## Aim:
Copy out the listing exactly.

## Data lines:
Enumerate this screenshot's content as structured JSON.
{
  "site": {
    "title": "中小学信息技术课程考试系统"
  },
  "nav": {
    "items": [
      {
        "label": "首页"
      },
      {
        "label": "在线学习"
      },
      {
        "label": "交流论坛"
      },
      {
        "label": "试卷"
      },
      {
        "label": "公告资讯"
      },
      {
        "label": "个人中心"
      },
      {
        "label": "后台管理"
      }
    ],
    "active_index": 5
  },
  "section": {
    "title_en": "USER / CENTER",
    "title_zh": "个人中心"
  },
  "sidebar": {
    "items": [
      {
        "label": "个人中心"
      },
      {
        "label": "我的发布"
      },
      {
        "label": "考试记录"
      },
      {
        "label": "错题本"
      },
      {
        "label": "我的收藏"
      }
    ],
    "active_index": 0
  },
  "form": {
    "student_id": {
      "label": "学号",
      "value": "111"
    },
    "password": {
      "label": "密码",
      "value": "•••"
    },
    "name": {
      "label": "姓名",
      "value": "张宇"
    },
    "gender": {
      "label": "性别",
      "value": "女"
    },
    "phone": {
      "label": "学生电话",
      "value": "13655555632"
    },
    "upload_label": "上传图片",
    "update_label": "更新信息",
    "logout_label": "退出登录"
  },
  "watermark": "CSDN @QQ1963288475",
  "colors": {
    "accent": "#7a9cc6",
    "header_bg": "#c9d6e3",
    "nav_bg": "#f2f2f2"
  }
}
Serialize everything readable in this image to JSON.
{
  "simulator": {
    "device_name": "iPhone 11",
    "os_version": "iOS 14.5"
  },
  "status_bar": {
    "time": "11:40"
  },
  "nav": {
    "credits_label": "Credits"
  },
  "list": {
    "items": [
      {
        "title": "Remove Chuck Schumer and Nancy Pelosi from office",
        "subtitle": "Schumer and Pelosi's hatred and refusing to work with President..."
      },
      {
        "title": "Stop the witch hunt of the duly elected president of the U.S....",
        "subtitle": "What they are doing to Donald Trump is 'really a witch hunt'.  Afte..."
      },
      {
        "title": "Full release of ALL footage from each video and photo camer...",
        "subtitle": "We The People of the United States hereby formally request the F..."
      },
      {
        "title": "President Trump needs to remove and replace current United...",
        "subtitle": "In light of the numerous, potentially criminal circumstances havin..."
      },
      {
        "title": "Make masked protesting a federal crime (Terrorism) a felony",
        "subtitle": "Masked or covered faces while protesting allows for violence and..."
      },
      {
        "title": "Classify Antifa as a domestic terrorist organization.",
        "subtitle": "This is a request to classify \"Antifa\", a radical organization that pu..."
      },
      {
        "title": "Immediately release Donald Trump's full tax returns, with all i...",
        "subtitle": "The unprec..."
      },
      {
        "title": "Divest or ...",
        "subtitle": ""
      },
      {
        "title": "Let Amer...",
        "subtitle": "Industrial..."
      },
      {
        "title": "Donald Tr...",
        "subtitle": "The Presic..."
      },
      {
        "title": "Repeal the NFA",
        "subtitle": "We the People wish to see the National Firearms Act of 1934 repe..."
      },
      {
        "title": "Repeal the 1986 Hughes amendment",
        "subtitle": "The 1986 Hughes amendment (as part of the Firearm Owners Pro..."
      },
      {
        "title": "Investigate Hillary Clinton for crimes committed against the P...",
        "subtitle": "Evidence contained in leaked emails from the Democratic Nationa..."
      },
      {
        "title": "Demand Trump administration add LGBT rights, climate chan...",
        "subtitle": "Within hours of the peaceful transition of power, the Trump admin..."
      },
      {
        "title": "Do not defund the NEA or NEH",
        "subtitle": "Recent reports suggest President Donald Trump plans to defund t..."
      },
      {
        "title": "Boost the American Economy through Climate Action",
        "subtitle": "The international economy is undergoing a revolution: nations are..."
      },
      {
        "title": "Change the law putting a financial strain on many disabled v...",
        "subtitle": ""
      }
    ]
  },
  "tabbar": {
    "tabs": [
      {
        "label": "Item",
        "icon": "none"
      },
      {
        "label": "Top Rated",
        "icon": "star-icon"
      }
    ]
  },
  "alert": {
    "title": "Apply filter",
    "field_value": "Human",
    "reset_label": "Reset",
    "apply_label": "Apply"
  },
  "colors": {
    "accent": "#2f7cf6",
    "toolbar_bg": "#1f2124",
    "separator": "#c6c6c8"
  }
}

## Answer to this exercise:
Enumerate this screenshot's content as structured JSON.
{
  "site": {
    "title": "中小学信息技术课程考试系统"
  },
  "nav": {
    "items": [
      {
        "label": "首页"
      },
      {
        "label": "在线学习"
      },
      {
        "label": "交流论坛"
      },
      {
        "label": "试卷"
      },
      {
        "label": "公告资讯"
      },
      {
        "label": "个人中心"
      },
      {
        "label": "后台管理"
      }
    ],
    "active_index": 5
  },
  "section": {
    "title_en": "USER / CENTER",
    "title_zh": "个人中心"
  },
  "sidebar": {
    "items": [
      {
        "label": "个人中心"
      },
      {
        "label": "我的发布"
      },
      {
        "label": "考试记录"
      },
      {
        "label": "错题本"
      },
      {
        "label": "我的收藏"
      }
    ],
    "active_index": 0
  },
  "form": {
    "student_id": {
      "label": "学号",
      "value": "111"
    },
    "password": {
      "label": "密码",
      "value": "•••"
    },
    "name": {
      "label": "姓名",
      "value": "张宇"
    },
    "gender": {
      "label": "性别",
      "value": "女"
    },
    "phone": {
      "label": "学生电话",
      "value": "13655555632"
    },
    "upload_label": "上传图片",
    "update_label": "更新信息",
    "logout_label": "退出登录"
  },
  "watermark": "CSDN @QQ1963288475",
  "colors": {
    "accent": "#7a9cc6",
    "header_bg": "#c9d6e3",
    "nav_bg": "#f2f2f2"
  }
}
Serialize everything readable in this image to JSON.
{
  "simulator": {
    "device_name": "iPhone 11",
    "os_version": "iOS 14.5"
  },
  "status_bar": {
    "time": "11:40"
  },
  "nav": {
    "credits_label": "Credits"
  },
  "list": {
    "items": [
      {
        "title": "Remove Chuck Schumer and Nancy Pelosi from office",
        "subtitle": "Schumer and Pelosi's hatred and refusing to work with President..."
      },
      {
        "title": "Stop the witch hunt of the duly elected president of the U.S....",
        "subtitle": "What they are doing to Donald Trump is 'really a witch hunt'.  Afte..."
      },
      {
        "title": "Full release of ALL footage from each video and photo camer...",
        "subtitle": "We The People of the United States hereby formally request the F..."
      },
      {
        "title": "President Trump needs to remove and replace current United...",
        "subtitle": "In light of the numerous, potentially criminal circumstances havin..."
      },
      {
        "title": "Make masked protesting a federal crime (Terrorism) a felony",
        "subtitle": "Masked or covered faces while protesting allows for violence and..."
      },
      {
        "title": "Classify Antifa as a domestic terrorist organization.",
        "subtitle": "This is a request to classify \"Antifa\", a radical organization that pu..."
      },
      {
        "title": "Immediately release Donald Trump's full tax returns, with all i...",
        "subtitle": "The unprec..."
      },
      {
        "title": "Divest or ...",
        "subtitle": ""
      },
      {
        "title": "Let Amer...",
        "subtitle": "Industrial..."
      },
      {
        "title": "Donald Tr...",
        "subtitle": "The Presic..."
      },
      {
        "title": "Repeal the NFA",
        "subtitle": "We the People wish to see the National Firearms Act of 1934 repe..."
      },
      {
        "title": "Repeal the 1986 Hughes amendment",
        "subtitle": "The 1986 Hughes amendment (as part of the Firearm Owners Pro..."
      },
      {
        "title": "Investigate Hillary Clinton for crimes committed against the P...",
        "subtitle": "Evidence contained in leaked emails from the Democratic Nationa..."
      },
      {
        "title": "Demand Trump administration add LGBT rights, climate chan...",
        "subtitle": "Within hours of the peaceful transition of power, the Trump admin..."
      },
      {
        "title": "Do not defund the NEA or NEH",
        "subtitle": "Recent reports suggest President Donald Trump plans to defund t..."
      },
      {
        "title": "Boost the American Economy through Climate Action",
        "subtitle": "The international economy is undergoing a revolution: nations are..."
      },
      {
        "title": "Change the law putting a financial strain on many disabled v...",
        "subtitle": ""
      }
    ]
  },
  "tabbar": {
    "tabs": [
      {
        "label": "Item",
        "icon": "none"
      },
      {
        "label": "Top Rated",
        "icon": "star-icon"
      }
    ]
  },
  "alert": {
    "title": "Apply filter",
    "field_value": "Human",
    "reset_label": "Reset",
    "apply_label": "Apply"
  },
  "colors": {
    "accent": "#2f7cf6",
    "toolbar_bg": "#1f2124",
    "separator": "#c6c6c8"
  }
}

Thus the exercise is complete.